____ DATA SUPPLIED
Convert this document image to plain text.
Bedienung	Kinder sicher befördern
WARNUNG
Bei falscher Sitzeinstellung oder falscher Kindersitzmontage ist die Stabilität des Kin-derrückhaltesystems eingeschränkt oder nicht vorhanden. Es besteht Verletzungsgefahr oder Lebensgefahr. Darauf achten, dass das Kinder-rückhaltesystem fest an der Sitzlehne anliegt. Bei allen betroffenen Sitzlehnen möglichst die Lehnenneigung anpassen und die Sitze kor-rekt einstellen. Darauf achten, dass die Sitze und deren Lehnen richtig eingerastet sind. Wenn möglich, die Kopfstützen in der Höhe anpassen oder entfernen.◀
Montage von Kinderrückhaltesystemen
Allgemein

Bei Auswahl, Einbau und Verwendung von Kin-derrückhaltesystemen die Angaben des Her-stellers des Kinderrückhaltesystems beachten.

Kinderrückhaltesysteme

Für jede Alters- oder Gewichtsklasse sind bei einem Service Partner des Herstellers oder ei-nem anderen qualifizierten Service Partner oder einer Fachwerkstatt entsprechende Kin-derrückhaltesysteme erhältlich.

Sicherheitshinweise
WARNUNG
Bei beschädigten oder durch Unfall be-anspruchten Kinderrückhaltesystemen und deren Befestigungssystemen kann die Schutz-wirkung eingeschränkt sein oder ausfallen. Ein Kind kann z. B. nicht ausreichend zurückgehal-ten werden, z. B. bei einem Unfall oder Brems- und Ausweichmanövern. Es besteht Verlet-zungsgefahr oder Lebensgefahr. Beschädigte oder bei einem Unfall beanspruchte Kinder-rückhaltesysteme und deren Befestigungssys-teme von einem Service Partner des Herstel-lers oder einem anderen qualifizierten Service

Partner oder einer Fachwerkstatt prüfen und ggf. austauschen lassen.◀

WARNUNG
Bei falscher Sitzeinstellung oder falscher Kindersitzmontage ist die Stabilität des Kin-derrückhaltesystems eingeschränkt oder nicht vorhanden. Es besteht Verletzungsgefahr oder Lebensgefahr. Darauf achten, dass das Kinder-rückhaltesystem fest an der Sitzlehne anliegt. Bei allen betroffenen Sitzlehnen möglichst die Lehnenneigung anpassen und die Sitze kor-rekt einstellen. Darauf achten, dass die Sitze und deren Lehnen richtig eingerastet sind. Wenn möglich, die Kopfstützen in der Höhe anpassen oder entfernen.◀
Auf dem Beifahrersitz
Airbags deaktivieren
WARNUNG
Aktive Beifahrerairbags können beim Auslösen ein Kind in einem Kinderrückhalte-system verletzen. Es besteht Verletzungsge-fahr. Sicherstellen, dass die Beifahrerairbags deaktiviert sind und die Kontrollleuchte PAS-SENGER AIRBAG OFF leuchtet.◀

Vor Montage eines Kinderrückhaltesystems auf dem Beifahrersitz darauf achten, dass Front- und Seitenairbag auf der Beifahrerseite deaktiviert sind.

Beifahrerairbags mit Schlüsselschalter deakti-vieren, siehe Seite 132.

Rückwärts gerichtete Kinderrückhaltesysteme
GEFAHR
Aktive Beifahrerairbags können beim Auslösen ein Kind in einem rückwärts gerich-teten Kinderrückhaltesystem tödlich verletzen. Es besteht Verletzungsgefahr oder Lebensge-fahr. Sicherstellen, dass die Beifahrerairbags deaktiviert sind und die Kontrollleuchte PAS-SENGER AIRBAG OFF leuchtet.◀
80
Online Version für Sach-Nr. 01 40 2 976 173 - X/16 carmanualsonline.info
________
» SHORT PROBLEM
Exactly as they are written, print the entries again.

» SOLUTION TO THE PROBLEM
Convert this document image to plain text.
Bedienung	Kinder sicher befördern
WARNUNG
Bei falscher Sitzeinstellung oder falscher Kindersitzmontage ist die Stabilität des Kin-derrückhaltesystems eingeschränkt oder nicht vorhanden. Es besteht Verletzungsgefahr oder Lebensgefahr. Darauf achten, dass das Kinder-rückhaltesystem fest an der Sitzlehne anliegt. Bei allen betroffenen Sitzlehnen möglichst die Lehnenneigung anpassen und die Sitze kor-rekt einstellen. Darauf achten, dass die Sitze und deren Lehnen richtig eingerastet sind. Wenn möglich, die Kopfstützen in der Höhe anpassen oder entfernen.◀
Montage von Kinderrückhaltesystemen
Allgemein

Bei Auswahl, Einbau und Verwendung von Kin-derrückhaltesystemen die Angaben des Her-stellers des Kinderrückhaltesystems beachten.

Kinderrückhaltesysteme

Für jede Alters- oder Gewichtsklasse sind bei einem Service Partner des Herstellers oder ei-nem anderen qualifizierten Service Partner oder einer Fachwerkstatt entsprechende Kin-derrückhaltesysteme erhältlich.

Sicherheitshinweise
WARNUNG
Bei beschädigten oder durch Unfall be-anspruchten Kinderrückhaltesystemen und deren Befestigungssystemen kann die Schutz-wirkung eingeschränkt sein oder ausfallen. Ein Kind kann z. B. nicht ausreichend zurückgehal-ten werden, z. B. bei einem Unfall oder Brems- und Ausweichmanövern. Es besteht Verlet-zungsgefahr oder Lebensgefahr. Beschädigte oder bei einem Unfall beanspruchte Kinder-rückhaltesysteme und deren Befestigungssys-teme von einem Service Partner des Herstel-lers oder einem anderen qualifizierten Service

Partner oder einer Fachwerkstatt prüfen und ggf. austauschen lassen.◀

WARNUNG
Bei falscher Sitzeinstellung oder falscher Kindersitzmontage ist die Stabilität des Kin-derrückhaltesystems eingeschränkt oder nicht vorhanden. Es besteht Verletzungsgefahr oder Lebensgefahr. Darauf achten, dass das Kinder-rückhaltesystem fest an der Sitzlehne anliegt. Bei allen betroffenen Sitzlehnen möglichst die Lehnenneigung anpassen und die Sitze kor-rekt einstellen. Darauf achten, dass die Sitze und deren Lehnen richtig eingerastet sind. Wenn möglich, die Kopfstützen in der Höhe anpassen oder entfernen.◀
Auf dem Beifahrersitz
Airbags deaktivieren
WARNUNG
Aktive Beifahrerairbags können beim Auslösen ein Kind in einem Kinderrückhalte-system verletzen. Es besteht Verletzungsge-fahr. Sicherstellen, dass die Beifahrerairbags deaktiviert sind und die Kontrollleuchte PAS-SENGER AIRBAG OFF leuchtet.◀

Vor Montage eines Kinderrückhaltesystems auf dem Beifahrersitz darauf achten, dass Front- und Seitenairbag auf der Beifahrerseite deaktiviert sind.

Beifahrerairbags mit Schlüsselschalter deakti-vieren, siehe Seite 132.

Rückwärts gerichtete Kinderrückhaltesysteme
GEFAHR
Aktive Beifahrerairbags können beim Auslösen ein Kind in einem rückwärts gerich-teten Kinderrückhaltesystem tödlich verletzen. Es besteht Verletzungsgefahr oder Lebensge-fahr. Sicherstellen, dass die Beifahrerairbags deaktiviert sind und die Kontrollleuchte PAS-SENGER AIRBAG OFF leuchtet.◀
80
Online Version für Sach-Nr. 01 40 2 976 173 - X/16 carmanualsonline.info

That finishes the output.